== Task brief ==
Each line of the data below containing "Title" needs to be listed.

== Provided records ==
☆ ☆ ☆ ☆

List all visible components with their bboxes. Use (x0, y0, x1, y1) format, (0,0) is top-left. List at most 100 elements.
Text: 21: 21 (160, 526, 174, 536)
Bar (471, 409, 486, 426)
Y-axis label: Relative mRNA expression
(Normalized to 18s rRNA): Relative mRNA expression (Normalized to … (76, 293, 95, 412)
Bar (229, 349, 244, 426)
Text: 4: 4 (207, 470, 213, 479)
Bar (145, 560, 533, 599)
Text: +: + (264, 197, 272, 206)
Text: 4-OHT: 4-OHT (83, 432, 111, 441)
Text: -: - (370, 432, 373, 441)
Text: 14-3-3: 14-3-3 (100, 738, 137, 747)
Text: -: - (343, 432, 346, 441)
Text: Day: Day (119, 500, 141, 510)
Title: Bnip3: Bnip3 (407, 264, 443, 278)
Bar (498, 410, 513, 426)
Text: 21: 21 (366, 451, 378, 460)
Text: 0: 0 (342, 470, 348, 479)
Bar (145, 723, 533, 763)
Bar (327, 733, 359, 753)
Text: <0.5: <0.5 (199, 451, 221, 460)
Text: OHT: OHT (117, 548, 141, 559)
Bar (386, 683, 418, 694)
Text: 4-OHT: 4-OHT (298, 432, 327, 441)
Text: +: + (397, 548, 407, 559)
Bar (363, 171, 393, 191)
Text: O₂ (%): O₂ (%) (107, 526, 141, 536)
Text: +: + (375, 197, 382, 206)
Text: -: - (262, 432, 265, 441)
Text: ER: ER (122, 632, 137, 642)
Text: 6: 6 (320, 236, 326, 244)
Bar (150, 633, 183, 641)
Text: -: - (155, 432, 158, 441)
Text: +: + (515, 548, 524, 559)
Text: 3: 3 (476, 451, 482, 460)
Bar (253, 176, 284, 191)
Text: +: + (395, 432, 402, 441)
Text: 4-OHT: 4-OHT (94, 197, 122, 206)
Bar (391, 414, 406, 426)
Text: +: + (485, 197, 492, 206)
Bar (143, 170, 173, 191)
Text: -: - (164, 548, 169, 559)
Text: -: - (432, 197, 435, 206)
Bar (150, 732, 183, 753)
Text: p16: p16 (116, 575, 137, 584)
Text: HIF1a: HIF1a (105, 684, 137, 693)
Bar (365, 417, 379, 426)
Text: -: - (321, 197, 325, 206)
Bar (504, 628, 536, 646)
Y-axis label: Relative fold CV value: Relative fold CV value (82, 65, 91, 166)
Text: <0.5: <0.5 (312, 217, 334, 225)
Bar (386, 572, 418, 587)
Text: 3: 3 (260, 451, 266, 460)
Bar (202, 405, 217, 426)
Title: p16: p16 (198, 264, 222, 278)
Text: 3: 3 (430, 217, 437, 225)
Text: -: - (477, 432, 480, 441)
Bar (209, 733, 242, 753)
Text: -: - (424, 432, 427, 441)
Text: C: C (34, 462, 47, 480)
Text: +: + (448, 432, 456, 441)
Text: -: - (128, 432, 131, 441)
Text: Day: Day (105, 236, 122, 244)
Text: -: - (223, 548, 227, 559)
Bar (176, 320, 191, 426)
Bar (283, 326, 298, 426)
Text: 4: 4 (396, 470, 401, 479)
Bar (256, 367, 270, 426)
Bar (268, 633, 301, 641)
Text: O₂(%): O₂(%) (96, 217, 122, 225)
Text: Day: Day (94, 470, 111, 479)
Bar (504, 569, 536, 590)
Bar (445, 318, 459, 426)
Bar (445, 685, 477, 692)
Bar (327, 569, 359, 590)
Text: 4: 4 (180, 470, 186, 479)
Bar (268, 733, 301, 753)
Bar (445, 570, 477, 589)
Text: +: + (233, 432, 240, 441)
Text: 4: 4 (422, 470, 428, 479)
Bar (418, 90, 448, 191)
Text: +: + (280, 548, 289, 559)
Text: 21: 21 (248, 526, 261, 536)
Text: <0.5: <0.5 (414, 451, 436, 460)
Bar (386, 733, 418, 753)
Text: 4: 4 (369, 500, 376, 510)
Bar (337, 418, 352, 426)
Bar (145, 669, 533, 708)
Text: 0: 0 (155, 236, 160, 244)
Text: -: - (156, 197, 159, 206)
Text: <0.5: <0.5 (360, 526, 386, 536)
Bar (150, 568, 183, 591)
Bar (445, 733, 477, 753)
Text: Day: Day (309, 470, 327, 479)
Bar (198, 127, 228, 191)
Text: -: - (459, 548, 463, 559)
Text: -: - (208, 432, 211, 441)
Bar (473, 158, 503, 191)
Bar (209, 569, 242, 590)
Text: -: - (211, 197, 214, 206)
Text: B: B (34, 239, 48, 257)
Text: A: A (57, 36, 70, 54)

☆ ☆ ☆ ☆

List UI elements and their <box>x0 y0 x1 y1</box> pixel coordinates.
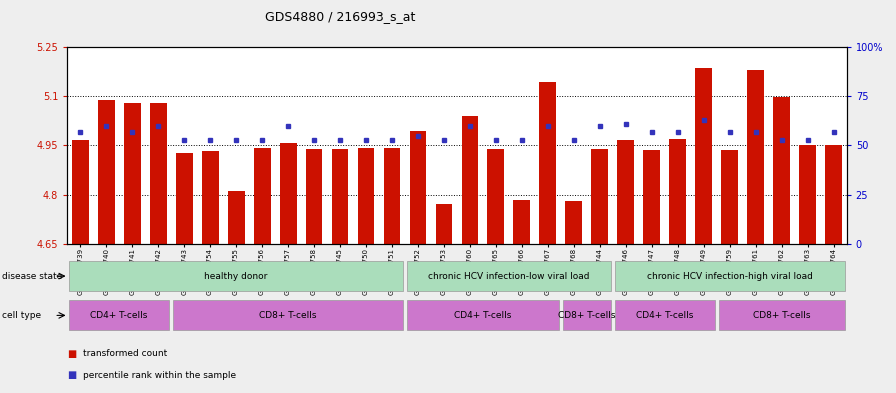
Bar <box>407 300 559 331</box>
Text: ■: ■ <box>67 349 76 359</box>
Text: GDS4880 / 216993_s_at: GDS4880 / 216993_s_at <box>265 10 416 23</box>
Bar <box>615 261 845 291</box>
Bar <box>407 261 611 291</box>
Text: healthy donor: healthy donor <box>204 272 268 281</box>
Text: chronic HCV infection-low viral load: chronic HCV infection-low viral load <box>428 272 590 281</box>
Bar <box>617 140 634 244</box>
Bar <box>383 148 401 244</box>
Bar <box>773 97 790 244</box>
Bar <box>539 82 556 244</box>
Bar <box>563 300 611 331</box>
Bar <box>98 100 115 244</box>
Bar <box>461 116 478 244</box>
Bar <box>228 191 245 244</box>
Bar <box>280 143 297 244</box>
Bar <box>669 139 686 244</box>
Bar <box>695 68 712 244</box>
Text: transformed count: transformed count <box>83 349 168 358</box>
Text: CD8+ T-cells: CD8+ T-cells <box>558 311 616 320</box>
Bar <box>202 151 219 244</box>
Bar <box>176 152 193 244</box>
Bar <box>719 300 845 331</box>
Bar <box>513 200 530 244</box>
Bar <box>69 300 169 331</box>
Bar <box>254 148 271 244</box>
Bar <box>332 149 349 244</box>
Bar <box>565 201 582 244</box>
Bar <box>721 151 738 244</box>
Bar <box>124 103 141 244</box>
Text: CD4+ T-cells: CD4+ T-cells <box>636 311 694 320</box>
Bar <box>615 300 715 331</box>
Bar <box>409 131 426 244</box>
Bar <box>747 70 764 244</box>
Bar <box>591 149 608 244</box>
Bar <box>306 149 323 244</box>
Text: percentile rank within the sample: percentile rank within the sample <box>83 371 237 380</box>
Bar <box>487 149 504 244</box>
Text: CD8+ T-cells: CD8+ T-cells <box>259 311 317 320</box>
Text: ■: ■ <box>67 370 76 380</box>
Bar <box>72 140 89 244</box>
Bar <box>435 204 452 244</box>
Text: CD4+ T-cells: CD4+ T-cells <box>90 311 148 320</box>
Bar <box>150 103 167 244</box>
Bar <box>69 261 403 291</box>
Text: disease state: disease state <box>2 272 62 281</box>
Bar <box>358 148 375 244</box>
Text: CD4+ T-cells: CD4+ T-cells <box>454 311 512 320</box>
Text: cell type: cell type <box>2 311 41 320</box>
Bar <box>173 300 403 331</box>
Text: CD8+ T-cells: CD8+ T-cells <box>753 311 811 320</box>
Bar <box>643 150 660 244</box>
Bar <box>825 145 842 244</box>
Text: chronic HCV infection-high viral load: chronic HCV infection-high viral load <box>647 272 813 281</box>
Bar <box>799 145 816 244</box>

☆ ☆ ☆ ☆

== Answer to this exercise ==
Title: Bnip3: Bnip3 (407, 264, 443, 278)
Title: p16: p16 (198, 264, 222, 278)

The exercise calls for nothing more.